*** Begin section ***

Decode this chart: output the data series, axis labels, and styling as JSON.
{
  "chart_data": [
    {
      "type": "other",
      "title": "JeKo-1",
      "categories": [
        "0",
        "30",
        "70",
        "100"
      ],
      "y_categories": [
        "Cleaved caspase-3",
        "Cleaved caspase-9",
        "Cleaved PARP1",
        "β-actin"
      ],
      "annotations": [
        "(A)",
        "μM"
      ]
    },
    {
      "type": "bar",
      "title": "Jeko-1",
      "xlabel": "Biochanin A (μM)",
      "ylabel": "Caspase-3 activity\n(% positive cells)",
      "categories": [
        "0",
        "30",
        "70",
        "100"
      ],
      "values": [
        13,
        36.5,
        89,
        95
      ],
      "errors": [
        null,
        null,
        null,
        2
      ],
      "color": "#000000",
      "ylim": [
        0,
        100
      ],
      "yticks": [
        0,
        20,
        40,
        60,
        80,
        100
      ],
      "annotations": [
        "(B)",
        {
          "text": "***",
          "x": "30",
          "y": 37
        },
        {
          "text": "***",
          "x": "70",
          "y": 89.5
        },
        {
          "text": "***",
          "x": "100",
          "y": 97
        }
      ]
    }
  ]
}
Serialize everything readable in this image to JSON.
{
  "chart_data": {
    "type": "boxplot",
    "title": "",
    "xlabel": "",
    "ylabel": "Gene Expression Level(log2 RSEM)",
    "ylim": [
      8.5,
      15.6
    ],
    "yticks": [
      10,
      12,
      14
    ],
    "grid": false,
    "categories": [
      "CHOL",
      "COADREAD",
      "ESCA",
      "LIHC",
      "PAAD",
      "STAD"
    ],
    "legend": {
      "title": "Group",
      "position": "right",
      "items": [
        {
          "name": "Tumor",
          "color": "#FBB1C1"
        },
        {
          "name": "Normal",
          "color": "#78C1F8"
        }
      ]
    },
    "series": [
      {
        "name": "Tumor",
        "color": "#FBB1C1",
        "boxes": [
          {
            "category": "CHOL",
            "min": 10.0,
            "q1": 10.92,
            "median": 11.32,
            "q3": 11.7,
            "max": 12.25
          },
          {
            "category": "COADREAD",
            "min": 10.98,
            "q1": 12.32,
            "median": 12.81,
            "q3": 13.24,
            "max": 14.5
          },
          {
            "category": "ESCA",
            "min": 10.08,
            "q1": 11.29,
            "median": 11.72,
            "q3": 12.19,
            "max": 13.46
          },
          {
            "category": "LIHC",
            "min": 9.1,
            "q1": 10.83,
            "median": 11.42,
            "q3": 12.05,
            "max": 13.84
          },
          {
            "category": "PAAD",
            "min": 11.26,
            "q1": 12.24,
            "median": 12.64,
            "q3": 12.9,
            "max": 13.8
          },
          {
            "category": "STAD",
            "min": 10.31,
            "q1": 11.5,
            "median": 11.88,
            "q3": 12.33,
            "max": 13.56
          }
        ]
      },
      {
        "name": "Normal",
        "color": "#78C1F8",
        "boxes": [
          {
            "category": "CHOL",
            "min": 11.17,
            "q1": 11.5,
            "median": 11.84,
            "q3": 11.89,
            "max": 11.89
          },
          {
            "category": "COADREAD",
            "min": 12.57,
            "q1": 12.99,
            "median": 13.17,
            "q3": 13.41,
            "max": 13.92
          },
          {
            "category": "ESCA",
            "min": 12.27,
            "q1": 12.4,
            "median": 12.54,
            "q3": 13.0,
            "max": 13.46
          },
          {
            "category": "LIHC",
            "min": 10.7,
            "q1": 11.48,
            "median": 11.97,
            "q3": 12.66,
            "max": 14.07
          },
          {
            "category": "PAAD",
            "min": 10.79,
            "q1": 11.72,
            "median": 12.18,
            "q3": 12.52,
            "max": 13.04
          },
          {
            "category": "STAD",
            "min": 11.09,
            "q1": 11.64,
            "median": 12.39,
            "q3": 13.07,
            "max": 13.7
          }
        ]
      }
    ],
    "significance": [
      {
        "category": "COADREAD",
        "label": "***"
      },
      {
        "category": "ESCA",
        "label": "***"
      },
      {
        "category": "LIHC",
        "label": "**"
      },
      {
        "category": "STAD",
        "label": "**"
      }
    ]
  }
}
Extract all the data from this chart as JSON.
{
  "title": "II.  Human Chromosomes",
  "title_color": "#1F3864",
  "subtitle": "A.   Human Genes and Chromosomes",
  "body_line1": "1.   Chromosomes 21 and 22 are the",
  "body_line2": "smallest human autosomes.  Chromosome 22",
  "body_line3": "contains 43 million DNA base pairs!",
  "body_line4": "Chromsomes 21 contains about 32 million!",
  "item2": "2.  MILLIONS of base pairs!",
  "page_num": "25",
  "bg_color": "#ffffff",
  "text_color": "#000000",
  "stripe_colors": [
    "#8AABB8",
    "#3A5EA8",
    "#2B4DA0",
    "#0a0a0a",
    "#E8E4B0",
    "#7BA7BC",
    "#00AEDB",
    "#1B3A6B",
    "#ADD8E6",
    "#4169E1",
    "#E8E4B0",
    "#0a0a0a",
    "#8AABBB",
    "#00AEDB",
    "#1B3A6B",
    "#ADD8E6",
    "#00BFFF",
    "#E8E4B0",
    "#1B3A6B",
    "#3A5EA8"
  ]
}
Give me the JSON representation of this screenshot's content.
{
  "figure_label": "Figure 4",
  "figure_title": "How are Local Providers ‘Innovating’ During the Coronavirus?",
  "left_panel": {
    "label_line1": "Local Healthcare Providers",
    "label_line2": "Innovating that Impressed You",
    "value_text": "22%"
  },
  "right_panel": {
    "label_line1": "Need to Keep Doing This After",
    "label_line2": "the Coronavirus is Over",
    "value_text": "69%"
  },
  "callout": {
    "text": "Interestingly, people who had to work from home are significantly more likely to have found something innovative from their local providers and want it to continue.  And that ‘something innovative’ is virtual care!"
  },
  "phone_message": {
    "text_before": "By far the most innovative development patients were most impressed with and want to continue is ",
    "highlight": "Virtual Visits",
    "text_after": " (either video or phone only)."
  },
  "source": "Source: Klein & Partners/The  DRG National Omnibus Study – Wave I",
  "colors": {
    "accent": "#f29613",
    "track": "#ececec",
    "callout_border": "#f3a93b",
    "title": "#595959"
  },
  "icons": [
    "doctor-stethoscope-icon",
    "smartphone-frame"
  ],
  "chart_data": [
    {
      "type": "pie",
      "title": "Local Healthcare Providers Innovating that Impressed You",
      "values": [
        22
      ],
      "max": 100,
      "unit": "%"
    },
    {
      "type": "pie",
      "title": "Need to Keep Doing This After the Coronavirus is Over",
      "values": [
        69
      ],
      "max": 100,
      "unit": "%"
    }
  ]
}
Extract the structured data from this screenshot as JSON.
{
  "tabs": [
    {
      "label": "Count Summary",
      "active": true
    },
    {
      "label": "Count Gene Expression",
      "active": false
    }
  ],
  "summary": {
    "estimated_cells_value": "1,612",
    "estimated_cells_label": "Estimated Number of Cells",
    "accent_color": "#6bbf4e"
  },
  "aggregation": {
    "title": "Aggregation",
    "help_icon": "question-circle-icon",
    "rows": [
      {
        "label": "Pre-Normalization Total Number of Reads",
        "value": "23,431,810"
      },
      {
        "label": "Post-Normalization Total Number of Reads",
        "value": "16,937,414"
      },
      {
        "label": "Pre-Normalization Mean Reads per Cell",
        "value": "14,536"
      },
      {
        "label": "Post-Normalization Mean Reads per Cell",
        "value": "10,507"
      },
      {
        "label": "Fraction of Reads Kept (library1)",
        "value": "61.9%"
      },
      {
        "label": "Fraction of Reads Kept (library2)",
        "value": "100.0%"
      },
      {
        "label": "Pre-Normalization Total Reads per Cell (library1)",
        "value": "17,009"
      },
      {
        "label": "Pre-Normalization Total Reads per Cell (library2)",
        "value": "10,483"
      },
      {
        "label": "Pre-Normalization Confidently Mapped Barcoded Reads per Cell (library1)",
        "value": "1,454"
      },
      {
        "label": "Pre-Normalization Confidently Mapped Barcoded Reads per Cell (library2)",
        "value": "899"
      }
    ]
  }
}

*** End section ***

## [Problem statement]
Find how many lines in the material above hold the word "Confidently", then reply with only that figure.

## [Exercise solution]
2